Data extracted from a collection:
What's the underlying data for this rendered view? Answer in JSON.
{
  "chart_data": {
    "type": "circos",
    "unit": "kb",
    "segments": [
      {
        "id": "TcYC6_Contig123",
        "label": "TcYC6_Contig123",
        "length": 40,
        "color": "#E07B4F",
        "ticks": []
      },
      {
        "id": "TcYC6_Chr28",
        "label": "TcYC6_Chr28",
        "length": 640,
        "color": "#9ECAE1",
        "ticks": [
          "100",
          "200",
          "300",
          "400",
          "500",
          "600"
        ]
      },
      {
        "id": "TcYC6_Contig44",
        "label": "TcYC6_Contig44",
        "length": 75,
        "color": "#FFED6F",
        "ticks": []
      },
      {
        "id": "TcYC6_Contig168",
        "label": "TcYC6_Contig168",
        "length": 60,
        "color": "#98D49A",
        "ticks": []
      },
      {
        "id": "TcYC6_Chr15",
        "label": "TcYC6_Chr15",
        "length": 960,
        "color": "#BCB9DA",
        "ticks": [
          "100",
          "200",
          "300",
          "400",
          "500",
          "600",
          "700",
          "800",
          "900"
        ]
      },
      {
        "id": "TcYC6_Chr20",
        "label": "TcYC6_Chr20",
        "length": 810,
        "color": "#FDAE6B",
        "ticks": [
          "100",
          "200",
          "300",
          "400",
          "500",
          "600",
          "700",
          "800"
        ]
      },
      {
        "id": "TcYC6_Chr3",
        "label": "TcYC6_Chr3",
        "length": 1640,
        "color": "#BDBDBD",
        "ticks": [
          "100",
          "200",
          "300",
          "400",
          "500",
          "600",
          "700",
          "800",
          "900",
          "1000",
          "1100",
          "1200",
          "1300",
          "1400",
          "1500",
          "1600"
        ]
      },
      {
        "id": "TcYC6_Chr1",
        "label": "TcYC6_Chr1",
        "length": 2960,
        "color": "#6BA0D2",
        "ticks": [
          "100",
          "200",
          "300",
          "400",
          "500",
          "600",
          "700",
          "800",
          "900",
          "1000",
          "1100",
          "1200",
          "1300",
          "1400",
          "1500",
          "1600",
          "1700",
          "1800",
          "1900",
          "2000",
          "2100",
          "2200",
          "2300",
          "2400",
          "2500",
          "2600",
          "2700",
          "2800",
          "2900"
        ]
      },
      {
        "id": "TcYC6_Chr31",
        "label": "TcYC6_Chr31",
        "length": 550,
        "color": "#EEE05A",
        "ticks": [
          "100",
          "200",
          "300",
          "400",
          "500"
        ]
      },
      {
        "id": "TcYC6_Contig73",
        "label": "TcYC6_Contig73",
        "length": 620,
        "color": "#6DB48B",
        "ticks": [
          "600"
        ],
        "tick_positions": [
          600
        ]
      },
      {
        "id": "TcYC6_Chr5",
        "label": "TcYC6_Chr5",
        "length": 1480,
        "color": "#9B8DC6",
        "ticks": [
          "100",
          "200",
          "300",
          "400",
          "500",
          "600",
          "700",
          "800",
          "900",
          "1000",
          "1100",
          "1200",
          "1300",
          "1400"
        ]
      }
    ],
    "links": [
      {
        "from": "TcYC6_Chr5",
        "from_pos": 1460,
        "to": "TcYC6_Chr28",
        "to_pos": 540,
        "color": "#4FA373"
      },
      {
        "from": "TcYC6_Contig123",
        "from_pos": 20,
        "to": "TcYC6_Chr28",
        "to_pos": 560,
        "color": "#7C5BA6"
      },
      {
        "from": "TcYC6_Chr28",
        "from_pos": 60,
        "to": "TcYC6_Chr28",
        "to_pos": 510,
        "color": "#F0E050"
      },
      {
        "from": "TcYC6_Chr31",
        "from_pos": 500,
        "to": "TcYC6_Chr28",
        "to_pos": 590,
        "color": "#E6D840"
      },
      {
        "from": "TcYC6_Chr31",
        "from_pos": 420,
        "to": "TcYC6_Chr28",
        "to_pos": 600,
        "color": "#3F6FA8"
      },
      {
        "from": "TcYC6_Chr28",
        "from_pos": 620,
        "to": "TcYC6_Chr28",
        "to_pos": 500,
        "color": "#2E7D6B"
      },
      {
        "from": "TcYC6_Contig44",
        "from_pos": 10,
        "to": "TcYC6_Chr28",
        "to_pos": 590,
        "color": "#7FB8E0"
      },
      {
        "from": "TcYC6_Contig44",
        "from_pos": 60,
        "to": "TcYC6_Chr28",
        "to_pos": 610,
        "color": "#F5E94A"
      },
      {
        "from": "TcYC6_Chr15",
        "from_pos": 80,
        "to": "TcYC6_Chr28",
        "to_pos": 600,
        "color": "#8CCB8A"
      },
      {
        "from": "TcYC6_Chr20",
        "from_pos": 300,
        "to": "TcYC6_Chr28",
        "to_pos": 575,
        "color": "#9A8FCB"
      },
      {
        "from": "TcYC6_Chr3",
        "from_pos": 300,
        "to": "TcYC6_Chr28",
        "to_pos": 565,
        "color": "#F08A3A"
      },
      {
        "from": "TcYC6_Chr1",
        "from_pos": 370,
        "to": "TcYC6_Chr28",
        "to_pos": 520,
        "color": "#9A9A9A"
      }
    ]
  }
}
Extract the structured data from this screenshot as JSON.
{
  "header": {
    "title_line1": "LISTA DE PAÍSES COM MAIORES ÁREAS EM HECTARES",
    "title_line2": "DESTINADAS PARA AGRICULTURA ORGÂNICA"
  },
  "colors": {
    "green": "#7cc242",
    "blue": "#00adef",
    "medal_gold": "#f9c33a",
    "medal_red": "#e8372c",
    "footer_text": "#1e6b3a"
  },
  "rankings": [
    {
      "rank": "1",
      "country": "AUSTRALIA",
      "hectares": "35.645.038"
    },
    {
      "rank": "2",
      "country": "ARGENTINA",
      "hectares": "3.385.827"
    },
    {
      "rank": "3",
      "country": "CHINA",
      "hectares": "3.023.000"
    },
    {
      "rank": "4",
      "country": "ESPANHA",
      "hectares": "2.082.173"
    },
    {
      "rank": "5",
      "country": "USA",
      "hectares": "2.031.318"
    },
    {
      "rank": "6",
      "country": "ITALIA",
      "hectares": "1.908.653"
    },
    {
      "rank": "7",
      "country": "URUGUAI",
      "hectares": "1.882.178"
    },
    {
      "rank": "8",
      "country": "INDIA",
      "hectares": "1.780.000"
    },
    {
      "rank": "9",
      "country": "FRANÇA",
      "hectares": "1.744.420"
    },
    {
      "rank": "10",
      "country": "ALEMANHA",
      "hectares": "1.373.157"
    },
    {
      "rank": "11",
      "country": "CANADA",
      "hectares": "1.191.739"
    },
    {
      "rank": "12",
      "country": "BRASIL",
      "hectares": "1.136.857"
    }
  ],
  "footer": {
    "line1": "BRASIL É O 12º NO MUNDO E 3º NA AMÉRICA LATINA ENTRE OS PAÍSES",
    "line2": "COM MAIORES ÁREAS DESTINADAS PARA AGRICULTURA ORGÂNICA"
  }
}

■ Written request ■
Look over the listing above. Pick out and copy every line that includes "MAIORES".

■ The reply ■
    "title_line1": "LISTA DE PAÍSES COM MAIORES ÁREAS EM HECTARES",
    "line2": "COM MAIORES ÁREAS DESTINADAS PARA AGRICULTURA ORGÂNICA"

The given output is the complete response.